> [Aim]: Read through the entries below and return each line with the word "title".

━━━━━━━━━━━━━━━━

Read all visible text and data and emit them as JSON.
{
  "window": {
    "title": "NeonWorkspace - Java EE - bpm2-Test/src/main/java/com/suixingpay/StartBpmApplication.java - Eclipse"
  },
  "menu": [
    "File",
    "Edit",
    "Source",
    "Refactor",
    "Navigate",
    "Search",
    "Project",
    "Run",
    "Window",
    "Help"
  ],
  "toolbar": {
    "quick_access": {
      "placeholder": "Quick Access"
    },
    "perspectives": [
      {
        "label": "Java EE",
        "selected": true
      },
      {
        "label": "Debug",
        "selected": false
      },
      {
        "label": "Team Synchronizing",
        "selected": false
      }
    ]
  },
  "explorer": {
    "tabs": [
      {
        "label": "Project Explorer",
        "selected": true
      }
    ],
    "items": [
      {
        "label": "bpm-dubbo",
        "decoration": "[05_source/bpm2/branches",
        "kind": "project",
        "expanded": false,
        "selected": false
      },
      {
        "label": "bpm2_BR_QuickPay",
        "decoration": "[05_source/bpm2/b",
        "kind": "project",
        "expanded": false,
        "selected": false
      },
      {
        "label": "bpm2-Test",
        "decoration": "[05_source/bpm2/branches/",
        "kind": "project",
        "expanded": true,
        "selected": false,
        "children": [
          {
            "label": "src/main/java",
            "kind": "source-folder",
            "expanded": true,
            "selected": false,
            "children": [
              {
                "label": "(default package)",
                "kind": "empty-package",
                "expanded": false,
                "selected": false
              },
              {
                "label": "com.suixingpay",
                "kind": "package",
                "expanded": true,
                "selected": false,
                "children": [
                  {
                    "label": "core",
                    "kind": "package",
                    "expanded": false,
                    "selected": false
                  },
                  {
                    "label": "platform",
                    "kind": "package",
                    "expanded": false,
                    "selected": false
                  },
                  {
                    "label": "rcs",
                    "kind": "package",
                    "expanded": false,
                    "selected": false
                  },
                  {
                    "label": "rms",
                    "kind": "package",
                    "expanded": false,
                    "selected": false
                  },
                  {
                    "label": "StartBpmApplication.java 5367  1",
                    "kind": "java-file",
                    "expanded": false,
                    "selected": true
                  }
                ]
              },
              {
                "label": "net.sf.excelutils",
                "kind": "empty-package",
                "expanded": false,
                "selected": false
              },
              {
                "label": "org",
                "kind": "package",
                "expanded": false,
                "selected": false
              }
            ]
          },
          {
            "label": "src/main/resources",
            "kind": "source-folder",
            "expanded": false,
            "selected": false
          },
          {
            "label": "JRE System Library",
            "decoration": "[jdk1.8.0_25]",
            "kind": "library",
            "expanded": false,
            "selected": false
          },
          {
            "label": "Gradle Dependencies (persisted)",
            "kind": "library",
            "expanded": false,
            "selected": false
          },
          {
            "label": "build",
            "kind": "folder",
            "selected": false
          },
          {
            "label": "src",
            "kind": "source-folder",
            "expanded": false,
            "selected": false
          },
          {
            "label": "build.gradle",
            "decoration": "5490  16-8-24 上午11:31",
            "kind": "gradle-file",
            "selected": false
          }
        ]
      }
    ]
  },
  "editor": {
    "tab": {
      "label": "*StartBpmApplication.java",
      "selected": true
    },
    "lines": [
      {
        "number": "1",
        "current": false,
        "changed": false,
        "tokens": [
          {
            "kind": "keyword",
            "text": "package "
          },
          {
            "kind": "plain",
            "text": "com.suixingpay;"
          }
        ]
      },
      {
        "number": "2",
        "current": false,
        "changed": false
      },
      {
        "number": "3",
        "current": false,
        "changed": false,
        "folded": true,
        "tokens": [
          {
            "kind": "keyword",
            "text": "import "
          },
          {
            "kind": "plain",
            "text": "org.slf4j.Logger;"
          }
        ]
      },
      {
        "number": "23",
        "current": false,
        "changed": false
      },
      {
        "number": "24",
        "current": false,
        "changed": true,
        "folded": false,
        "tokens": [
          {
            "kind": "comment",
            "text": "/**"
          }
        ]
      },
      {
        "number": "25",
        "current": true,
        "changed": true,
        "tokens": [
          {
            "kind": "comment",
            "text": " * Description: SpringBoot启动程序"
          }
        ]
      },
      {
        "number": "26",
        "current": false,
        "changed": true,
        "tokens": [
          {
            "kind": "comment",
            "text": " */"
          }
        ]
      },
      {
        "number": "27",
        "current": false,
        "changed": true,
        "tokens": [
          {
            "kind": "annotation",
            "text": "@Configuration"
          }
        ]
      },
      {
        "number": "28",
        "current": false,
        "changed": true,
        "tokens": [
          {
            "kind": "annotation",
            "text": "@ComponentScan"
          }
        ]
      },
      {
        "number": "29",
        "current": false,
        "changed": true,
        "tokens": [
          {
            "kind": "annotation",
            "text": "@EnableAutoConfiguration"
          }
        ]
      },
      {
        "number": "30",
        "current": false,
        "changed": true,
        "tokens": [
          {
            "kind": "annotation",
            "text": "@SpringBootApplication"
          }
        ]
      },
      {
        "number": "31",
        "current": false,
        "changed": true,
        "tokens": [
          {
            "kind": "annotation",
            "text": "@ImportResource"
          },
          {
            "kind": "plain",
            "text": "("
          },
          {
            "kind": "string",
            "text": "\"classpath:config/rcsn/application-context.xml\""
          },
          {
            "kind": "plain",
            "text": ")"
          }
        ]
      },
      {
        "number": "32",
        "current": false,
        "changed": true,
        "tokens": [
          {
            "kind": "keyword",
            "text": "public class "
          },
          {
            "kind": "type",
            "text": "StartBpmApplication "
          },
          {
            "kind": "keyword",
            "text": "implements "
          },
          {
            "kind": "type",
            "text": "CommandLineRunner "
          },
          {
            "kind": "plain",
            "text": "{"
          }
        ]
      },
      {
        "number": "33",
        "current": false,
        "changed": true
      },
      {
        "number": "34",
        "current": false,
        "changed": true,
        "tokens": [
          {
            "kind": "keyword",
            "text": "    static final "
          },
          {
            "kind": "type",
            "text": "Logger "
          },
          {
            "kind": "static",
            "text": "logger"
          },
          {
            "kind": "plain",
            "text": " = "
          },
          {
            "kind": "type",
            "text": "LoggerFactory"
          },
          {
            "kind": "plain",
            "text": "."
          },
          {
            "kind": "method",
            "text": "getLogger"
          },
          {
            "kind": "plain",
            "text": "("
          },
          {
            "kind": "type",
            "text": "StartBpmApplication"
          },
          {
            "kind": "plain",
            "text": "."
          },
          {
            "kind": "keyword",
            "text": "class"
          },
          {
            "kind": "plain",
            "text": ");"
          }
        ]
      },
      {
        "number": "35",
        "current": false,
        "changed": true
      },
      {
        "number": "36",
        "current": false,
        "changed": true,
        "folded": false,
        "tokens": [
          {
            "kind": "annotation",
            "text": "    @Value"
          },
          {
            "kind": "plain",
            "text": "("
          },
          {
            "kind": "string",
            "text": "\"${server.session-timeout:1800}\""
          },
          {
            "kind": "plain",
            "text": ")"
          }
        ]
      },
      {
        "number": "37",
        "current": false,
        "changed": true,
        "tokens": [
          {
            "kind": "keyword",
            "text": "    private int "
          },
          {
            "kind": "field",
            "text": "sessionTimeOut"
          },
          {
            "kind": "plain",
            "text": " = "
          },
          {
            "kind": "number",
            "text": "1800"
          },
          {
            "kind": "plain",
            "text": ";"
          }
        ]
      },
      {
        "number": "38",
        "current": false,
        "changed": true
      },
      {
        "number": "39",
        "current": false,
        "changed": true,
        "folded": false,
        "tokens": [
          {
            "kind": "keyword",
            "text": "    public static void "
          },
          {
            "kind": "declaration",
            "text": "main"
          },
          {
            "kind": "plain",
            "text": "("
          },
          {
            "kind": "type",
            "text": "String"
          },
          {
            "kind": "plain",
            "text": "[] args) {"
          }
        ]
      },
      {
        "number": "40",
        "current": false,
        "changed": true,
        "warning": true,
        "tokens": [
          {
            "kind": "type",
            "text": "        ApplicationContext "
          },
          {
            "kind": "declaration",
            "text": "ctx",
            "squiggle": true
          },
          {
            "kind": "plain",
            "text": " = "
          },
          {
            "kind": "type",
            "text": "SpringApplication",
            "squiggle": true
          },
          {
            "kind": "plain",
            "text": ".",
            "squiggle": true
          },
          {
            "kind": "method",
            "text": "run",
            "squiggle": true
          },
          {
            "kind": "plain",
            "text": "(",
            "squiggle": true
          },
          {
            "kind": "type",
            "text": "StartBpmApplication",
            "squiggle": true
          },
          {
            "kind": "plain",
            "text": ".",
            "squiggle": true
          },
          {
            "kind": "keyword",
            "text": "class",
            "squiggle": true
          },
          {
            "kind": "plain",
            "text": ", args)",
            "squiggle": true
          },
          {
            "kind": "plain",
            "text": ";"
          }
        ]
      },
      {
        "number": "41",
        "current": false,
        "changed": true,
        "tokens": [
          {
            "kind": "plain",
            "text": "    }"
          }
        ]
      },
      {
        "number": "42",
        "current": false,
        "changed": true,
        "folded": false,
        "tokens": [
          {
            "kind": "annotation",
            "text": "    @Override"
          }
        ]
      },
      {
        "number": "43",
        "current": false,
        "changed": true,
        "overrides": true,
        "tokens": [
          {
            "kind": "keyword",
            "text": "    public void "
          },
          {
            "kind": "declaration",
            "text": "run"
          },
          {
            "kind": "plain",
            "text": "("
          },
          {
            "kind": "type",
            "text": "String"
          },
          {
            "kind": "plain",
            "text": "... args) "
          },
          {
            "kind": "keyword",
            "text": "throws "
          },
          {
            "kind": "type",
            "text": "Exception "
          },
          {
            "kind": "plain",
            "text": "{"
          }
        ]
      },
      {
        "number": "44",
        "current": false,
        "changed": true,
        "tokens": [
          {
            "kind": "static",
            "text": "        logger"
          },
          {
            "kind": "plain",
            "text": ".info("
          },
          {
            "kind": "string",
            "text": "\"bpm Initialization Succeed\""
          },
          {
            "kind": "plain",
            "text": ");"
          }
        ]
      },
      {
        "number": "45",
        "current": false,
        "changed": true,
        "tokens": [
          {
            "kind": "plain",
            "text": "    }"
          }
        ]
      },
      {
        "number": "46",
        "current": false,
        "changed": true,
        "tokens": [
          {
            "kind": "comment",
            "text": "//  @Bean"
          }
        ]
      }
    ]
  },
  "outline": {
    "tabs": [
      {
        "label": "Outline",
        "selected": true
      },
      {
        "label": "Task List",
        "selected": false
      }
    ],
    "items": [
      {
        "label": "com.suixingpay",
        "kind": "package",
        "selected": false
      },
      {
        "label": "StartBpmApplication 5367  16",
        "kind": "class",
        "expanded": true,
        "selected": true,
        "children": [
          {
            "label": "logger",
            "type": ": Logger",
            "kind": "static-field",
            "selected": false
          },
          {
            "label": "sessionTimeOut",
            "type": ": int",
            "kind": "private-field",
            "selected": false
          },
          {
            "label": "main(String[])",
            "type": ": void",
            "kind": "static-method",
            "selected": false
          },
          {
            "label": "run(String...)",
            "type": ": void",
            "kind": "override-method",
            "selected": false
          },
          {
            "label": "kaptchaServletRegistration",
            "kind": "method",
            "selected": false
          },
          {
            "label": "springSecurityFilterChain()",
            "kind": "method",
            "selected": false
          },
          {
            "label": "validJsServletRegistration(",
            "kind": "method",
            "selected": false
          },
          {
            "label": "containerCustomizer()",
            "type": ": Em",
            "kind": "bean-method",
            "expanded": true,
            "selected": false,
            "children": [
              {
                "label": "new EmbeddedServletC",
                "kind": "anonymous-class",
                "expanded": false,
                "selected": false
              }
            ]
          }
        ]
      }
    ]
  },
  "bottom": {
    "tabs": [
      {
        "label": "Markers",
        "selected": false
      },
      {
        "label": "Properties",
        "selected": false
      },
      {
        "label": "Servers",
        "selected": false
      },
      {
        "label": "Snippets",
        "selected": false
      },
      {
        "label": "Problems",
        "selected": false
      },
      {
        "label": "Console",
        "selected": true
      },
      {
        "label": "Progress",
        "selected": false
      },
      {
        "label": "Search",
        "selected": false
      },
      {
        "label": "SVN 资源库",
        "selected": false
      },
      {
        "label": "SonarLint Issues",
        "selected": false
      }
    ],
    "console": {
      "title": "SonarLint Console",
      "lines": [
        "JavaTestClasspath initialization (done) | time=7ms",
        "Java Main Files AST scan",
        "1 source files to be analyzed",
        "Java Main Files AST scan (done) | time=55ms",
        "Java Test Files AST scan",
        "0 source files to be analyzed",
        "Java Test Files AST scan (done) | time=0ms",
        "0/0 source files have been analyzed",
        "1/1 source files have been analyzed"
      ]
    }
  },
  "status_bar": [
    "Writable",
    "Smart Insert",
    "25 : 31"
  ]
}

━━━━━━━━━━━━━━━━

> [Completed task]:
    "title": "NeonWorkspace - Java EE - bpm2-Test/src/main/java/com/suixingpay/StartBpmApplication.java - Eclipse"
      "title": "SonarLint Console",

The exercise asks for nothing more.